Raw records:
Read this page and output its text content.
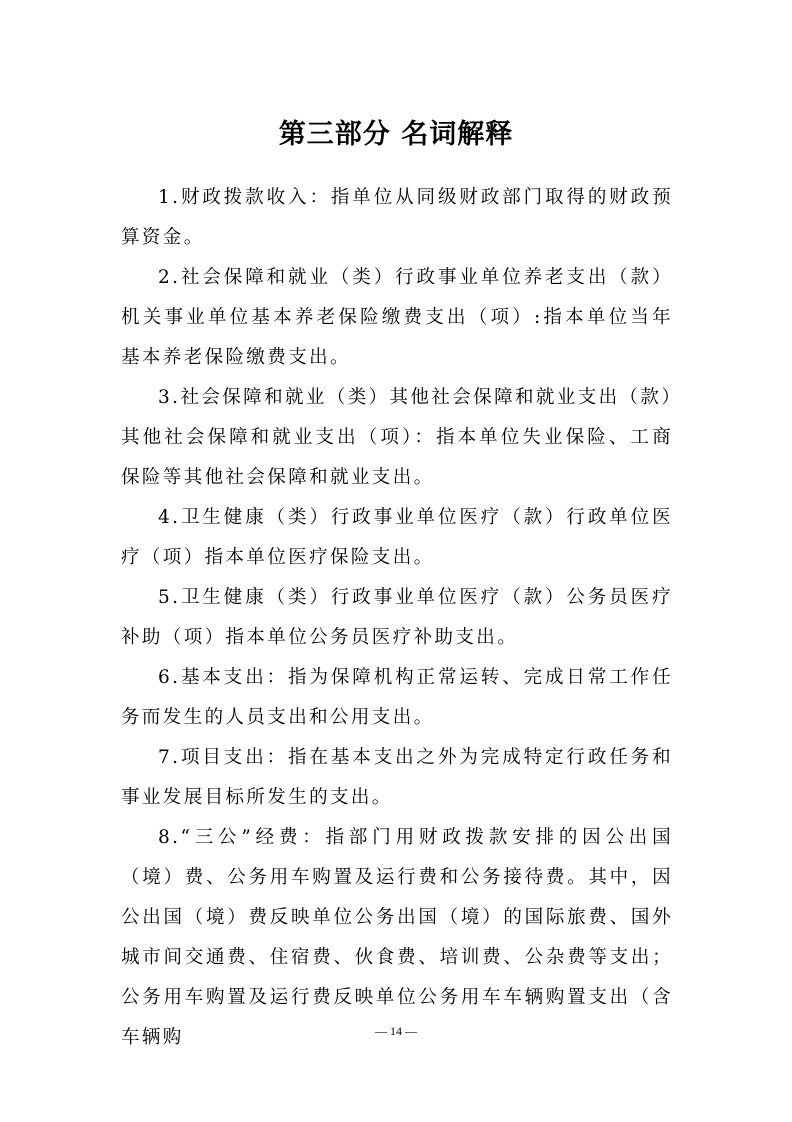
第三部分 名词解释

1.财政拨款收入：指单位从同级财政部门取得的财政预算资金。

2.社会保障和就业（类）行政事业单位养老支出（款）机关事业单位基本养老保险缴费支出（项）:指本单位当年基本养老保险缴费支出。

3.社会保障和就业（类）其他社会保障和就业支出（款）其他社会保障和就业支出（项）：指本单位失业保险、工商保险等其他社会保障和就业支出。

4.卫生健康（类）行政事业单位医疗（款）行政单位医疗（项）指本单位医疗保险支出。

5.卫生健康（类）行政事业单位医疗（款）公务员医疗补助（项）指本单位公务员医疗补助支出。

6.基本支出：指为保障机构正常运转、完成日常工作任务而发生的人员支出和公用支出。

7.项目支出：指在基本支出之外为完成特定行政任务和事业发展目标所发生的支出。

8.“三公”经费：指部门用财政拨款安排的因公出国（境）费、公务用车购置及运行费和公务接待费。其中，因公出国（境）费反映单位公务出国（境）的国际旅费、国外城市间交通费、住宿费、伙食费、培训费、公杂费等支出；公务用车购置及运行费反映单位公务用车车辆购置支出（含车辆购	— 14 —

---

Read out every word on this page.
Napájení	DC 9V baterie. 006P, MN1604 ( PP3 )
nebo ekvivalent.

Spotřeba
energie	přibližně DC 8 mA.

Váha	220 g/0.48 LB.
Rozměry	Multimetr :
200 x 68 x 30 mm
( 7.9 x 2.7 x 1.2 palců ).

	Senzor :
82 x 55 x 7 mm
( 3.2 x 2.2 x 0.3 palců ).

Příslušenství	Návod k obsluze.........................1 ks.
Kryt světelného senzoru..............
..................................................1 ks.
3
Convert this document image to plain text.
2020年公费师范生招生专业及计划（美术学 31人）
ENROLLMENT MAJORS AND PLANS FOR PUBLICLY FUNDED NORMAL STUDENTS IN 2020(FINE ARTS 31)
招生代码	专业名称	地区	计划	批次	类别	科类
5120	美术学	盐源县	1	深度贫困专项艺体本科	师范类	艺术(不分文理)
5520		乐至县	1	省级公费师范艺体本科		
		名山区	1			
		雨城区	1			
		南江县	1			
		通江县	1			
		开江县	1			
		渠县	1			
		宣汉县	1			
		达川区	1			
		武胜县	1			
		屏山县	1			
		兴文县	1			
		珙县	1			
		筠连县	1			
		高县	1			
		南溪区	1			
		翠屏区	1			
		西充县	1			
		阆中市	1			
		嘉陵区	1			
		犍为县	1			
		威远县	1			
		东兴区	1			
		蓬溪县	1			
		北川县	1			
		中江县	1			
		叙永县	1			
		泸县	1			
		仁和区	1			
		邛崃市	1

--

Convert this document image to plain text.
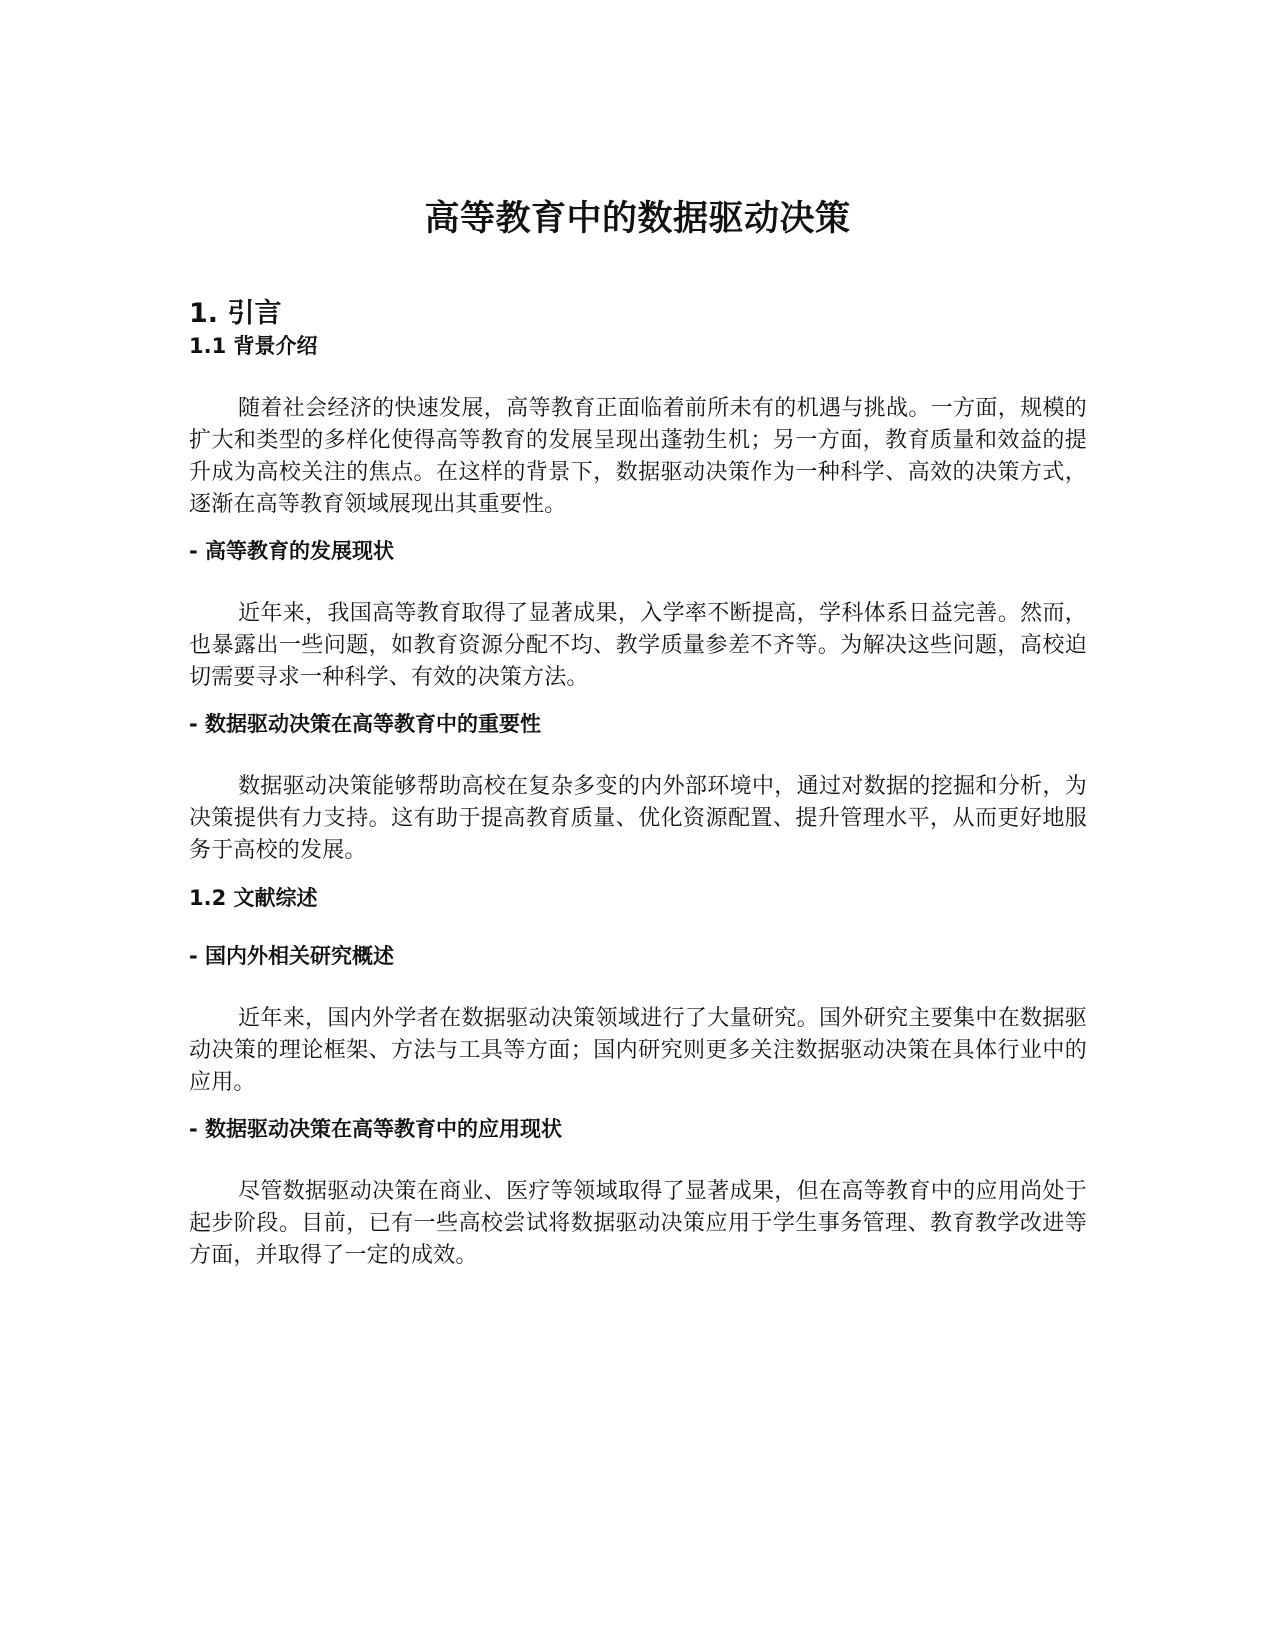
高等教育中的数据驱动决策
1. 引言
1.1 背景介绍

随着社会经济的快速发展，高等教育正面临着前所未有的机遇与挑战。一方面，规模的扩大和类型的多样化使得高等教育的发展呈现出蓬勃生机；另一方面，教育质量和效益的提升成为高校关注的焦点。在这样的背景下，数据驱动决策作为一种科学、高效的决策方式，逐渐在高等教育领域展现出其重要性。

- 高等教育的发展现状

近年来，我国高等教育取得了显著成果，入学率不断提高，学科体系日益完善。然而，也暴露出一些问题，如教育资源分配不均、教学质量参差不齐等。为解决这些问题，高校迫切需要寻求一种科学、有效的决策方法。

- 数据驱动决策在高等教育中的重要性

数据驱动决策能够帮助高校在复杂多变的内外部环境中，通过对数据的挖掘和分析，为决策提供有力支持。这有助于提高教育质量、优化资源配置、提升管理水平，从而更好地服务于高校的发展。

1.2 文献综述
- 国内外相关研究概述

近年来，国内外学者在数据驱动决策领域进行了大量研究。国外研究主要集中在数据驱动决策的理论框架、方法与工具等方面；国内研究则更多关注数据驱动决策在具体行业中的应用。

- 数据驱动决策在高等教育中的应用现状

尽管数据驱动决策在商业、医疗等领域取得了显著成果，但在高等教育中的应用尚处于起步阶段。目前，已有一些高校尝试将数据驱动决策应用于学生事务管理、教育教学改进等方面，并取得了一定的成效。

### Prompt:
Extract all lines containing the word "Read".

### Answer to the task:
Read this page and output its text content.
Read out every word on this page.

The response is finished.